Listing>
►

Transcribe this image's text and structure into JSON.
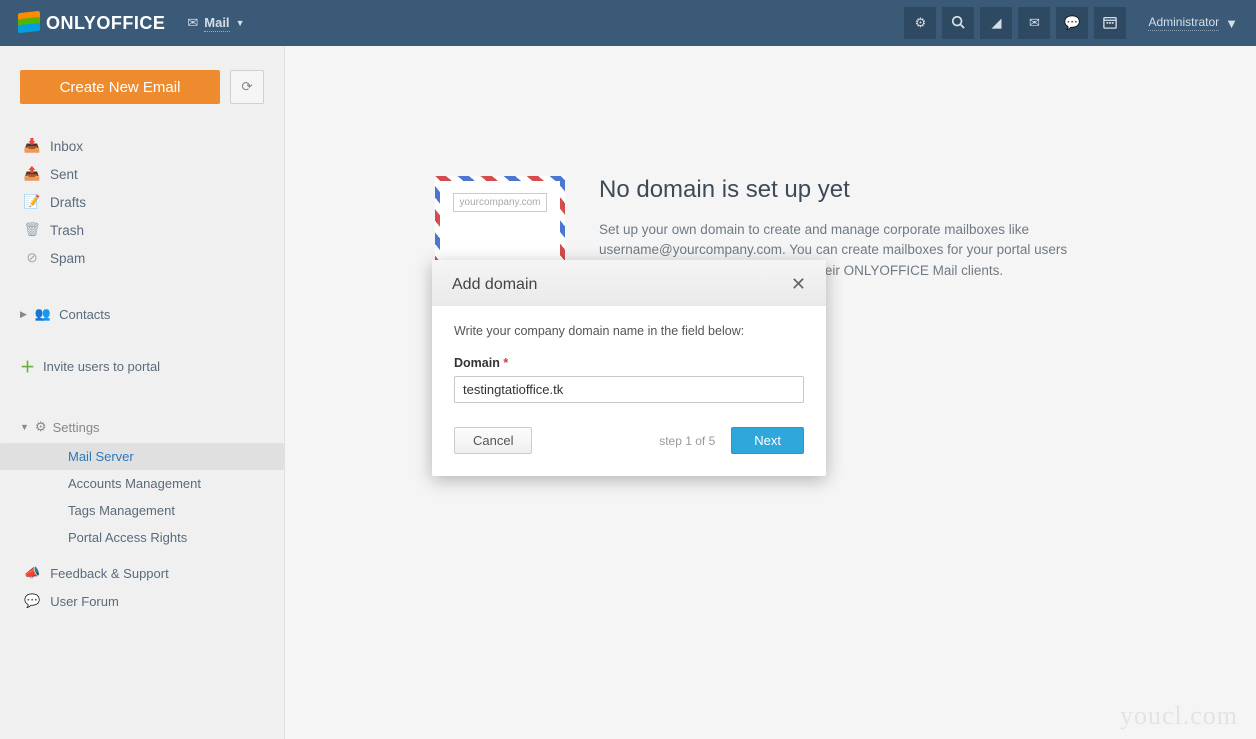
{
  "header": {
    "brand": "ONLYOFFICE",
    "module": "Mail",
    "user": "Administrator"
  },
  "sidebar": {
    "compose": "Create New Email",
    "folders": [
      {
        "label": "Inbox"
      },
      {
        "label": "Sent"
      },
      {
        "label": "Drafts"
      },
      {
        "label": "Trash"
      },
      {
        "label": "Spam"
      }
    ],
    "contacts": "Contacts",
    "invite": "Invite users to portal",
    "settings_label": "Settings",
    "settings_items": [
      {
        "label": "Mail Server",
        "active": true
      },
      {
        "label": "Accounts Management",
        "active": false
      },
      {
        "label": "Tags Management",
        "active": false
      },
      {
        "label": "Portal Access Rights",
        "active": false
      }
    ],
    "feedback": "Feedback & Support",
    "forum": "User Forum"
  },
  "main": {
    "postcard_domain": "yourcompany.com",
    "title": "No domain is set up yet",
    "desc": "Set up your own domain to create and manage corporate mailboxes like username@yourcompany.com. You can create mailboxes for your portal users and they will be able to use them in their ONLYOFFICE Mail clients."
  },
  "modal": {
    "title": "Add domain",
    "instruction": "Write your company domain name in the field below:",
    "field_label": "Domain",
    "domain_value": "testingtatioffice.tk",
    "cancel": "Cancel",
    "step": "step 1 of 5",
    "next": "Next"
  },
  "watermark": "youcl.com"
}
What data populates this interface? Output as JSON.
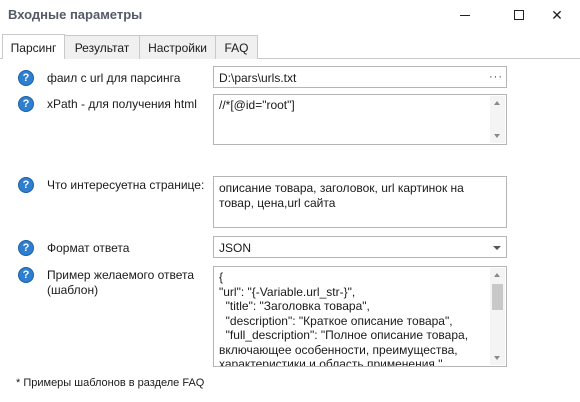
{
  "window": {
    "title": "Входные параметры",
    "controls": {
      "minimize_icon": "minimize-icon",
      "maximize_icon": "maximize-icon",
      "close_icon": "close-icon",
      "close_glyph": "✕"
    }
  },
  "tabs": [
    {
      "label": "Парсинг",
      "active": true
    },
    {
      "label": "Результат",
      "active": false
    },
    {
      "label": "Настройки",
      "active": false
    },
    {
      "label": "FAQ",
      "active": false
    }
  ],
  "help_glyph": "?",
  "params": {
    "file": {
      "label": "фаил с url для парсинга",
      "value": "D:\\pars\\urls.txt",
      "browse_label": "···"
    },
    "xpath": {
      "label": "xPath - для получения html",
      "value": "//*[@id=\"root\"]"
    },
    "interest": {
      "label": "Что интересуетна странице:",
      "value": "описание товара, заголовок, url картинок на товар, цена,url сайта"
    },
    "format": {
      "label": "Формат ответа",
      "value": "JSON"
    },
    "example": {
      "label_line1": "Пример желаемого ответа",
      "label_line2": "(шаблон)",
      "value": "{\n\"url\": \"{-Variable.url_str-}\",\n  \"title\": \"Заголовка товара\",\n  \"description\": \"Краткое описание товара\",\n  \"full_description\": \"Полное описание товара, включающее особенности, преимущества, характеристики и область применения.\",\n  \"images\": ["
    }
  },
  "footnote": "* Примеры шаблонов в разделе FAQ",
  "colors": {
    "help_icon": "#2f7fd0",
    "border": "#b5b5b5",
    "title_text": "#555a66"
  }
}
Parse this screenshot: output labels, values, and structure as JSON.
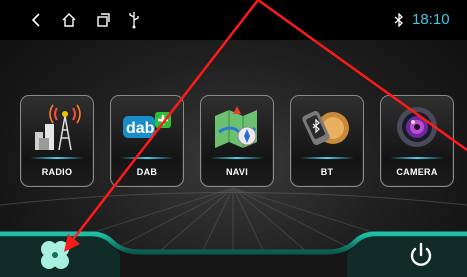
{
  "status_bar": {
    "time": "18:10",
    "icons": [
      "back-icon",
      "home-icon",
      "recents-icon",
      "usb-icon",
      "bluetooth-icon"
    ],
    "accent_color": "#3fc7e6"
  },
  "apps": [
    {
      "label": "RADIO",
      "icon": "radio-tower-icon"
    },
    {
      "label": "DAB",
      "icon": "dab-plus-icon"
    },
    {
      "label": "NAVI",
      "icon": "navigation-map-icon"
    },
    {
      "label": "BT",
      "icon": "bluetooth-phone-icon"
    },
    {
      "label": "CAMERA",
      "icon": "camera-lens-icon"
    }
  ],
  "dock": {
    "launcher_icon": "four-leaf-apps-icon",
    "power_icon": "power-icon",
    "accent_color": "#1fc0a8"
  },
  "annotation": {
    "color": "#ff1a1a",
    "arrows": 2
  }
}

◄

Short exercise> Restate the records above in full, word for word. Keep pictures out.

The output>
Transcribe this image's text and structure into JSON.
{
  "header": {
    "brand": "ONLYOFFICE",
    "module": "Mail",
    "user": "Administrator"
  },
  "sidebar": {
    "compose": "Create New Email",
    "folders": [
      {
        "label": "Inbox"
      },
      {
        "label": "Sent"
      },
      {
        "label": "Drafts"
      },
      {
        "label": "Trash"
      },
      {
        "label": "Spam"
      }
    ],
    "contacts": "Contacts",
    "invite": "Invite users to portal",
    "settings_label": "Settings",
    "settings_items": [
      {
        "label": "Mail Server",
        "active": true
      },
      {
        "label": "Accounts Management",
        "active": false
      },
      {
        "label": "Tags Management",
        "active": false
      },
      {
        "label": "Portal Access Rights",
        "active": false
      }
    ],
    "feedback": "Feedback & Support",
    "forum": "User Forum"
  },
  "main": {
    "postcard_domain": "yourcompany.com",
    "title": "No domain is set up yet",
    "desc": "Set up your own domain to create and manage corporate mailboxes like username@yourcompany.com. You can create mailboxes for your portal users and they will be able to use them in their ONLYOFFICE Mail clients."
  },
  "modal": {
    "title": "Add domain",
    "instruction": "Write your company domain name in the field below:",
    "field_label": "Domain",
    "domain_value": "testingtatioffice.tk",
    "cancel": "Cancel",
    "step": "step 1 of 5",
    "next": "Next"
  },
  "watermark": "youcl.com"
}
What data populates this interface? Output as JSON.
{
  "window": {
    "title": "Входные параметры",
    "controls": {
      "minimize_icon": "minimize-icon",
      "maximize_icon": "maximize-icon",
      "close_icon": "close-icon",
      "close_glyph": "✕"
    }
  },
  "tabs": [
    {
      "label": "Парсинг",
      "active": true
    },
    {
      "label": "Результат",
      "active": false
    },
    {
      "label": "Настройки",
      "active": false
    },
    {
      "label": "FAQ",
      "active": false
    }
  ],
  "help_glyph": "?",
  "params": {
    "file": {
      "label": "фаил с url для парсинга",
      "value": "D:\\pars\\urls.txt",
      "browse_label": "···"
    },
    "xpath": {
      "label": "xPath - для получения html",
      "value": "//*[@id=\"root\"]"
    },
    "interest": {
      "label": "Что интересуетна странице:",
      "value": "описание товара, заголовок, url картинок на товар, цена,url сайта"
    },
    "format": {
      "label": "Формат ответа",
      "value": "JSON"
    },
    "example": {
      "label_line1": "Пример желаемого ответа",
      "label_line2": "(шаблон)",
      "value": "{\n\"url\": \"{-Variable.url_str-}\",\n  \"title\": \"Заголовка товара\",\n  \"description\": \"Краткое описание товара\",\n  \"full_description\": \"Полное описание товара, включающее особенности, преимущества, характеристики и область применения.\",\n  \"images\": ["
    }
  },
  "footnote": "* Примеры шаблонов в разделе FAQ",
  "colors": {
    "help_icon": "#2f7fd0",
    "border": "#b5b5b5",
    "title_text": "#555a66"
  }
}
Parse this screenshot: output labels, values, and structure as JSON.
{
  "status_bar": {
    "time": "18:10",
    "icons": [
      "back-icon",
      "home-icon",
      "recents-icon",
      "usb-icon",
      "bluetooth-icon"
    ],
    "accent_color": "#3fc7e6"
  },
  "apps": [
    {
      "label": "RADIO",
      "icon": "radio-tower-icon"
    },
    {
      "label": "DAB",
      "icon": "dab-plus-icon"
    },
    {
      "label": "NAVI",
      "icon": "navigation-map-icon"
    },
    {
      "label": "BT",
      "icon": "bluetooth-phone-icon"
    },
    {
      "label": "CAMERA",
      "icon": "camera-lens-icon"
    }
  ],
  "dock": {
    "launcher_icon": "four-leaf-apps-icon",
    "power_icon": "power-icon",
    "accent_color": "#1fc0a8"
  },
  "annotation": {
    "color": "#ff1a1a",
    "arrows": 2
  }
}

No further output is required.